Exercise task >>
Will you output the entries below exactly, skipping every image they contain?

* start *

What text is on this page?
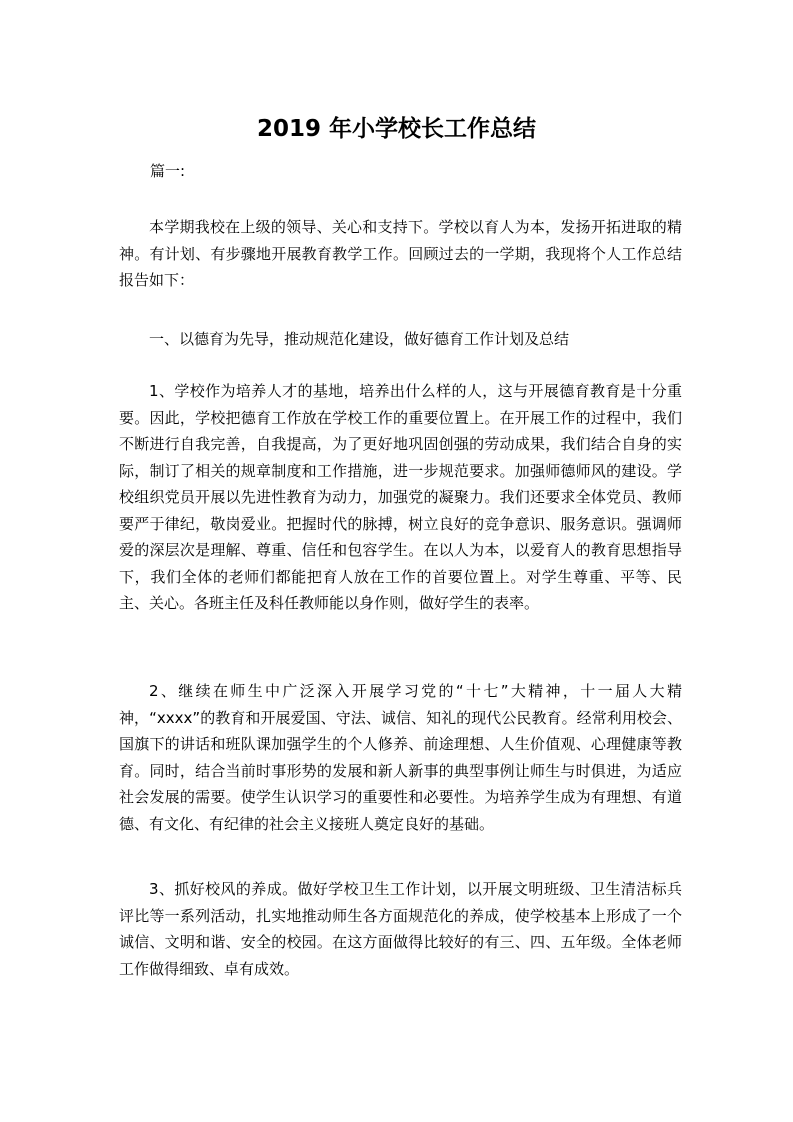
2019 年小学校长工作总结

篇一:

本学期我校在上级的领导、关心和支持下。学校以育人为本，发扬开拓进取的精神。有计划、有步骤地开展教育教学工作。回顾过去的一学期，我现将个人工作总结报告如下：

一、以德育为先导，推动规范化建设，做好德育工作计划及总结

1、学校作为培养人才的基地，培养出什么样的人，这与开展德育教育是十分重要。因此，学校把德育工作放在学校工作的重要位置上。在开展工作的过程中，我们不断进行自我完善，自我提高，为了更好地巩固创强的劳动成果，我们结合自身的实际，制订了相关的规章制度和工作措施，进一步规范要求。加强师德师风的建设。学校组织党员开展以先进性教育为动力，加强党的凝聚力。我们还要求全体党员、教师要严于律纪，敬岗爱业。把握时代的脉搏，树立良好的竞争意识、服务意识。强调师爱的深层次是理解、尊重、信任和包容学生。在以人为本，以爱育人的教育思想指导下，我们全体的老师们都能把育人放在工作的首要位置上。对学生尊重、平等、民主、关心。各班主任及科任教师能以身作则，做好学生的表率。

2、继续在师生中广泛深入开展学习党的“十七”大精神，十一届人大精神，“xxxx”的教育和开展爱国、守法、诚信、知礼的现代公民教育。经常利用校会、国旗下的讲话和班队课加强学生的个人修养、前途理想、人生价值观、心理健康等教育。同时，结合当前时事形势的发展和新人新事的典型事例让师生与时俱进，为适应社会发展的需要。使学生认识学习的重要性和必要性。为培养学生成为有理想、有道德、有文化、有纪律的社会主义接班人奠定良好的基础。

3、抓好校风的养成。做好学校卫生工作计划，以开展文明班级、卫生清洁标兵评比等一系列活动，扎实地推动师生各方面规范化的养成，使学校基本上形成了一个诚信、文明和谐、安全的校园。在这方面做得比较好的有三、四、五年级。全体老师工作做得细致、卓有成效。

* end *

Solution to this problem >>
What text is on this page?
2019 年小学校长工作总结

篇一:

本学期我校在上级的领导、关心和支持下。学校以育人为本，发扬开拓进取的精神。有计划、有步骤地开展教育教学工作。回顾过去的一学期，我现将个人工作总结报告如下：

一、以德育为先导，推动规范化建设，做好德育工作计划及总结

1、学校作为培养人才的基地，培养出什么样的人，这与开展德育教育是十分重要。因此，学校把德育工作放在学校工作的重要位置上。在开展工作的过程中，我们不断进行自我完善，自我提高，为了更好地巩固创强的劳动成果，我们结合自身的实际，制订了相关的规章制度和工作措施，进一步规范要求。加强师德师风的建设。学校组织党员开展以先进性教育为动力，加强党的凝聚力。我们还要求全体党员、教师要严于律纪，敬岗爱业。把握时代的脉搏，树立良好的竞争意识、服务意识。强调师爱的深层次是理解、尊重、信任和包容学生。在以人为本，以爱育人的教育思想指导下，我们全体的老师们都能把育人放在工作的首要位置上。对学生尊重、平等、民主、关心。各班主任及科任教师能以身作则，做好学生的表率。

2、继续在师生中广泛深入开展学习党的“十七”大精神，十一届人大精神，“xxxx”的教育和开展爱国、守法、诚信、知礼的现代公民教育。经常利用校会、国旗下的讲话和班队课加强学生的个人修养、前途理想、人生价值观、心理健康等教育。同时，结合当前时事形势的发展和新人新事的典型事例让师生与时俱进，为适应社会发展的需要。使学生认识学习的重要性和必要性。为培养学生成为有理想、有道德、有文化、有纪律的社会主义接班人奠定良好的基础。

3、抓好校风的养成。做好学校卫生工作计划，以开展文明班级、卫生清洁标兵评比等一系列活动，扎实地推动师生各方面规范化的养成，使学校基本上形成了一个诚信、文明和谐、安全的校园。在这方面做得比较好的有三、四、五年级。全体老师工作做得细致、卓有成效。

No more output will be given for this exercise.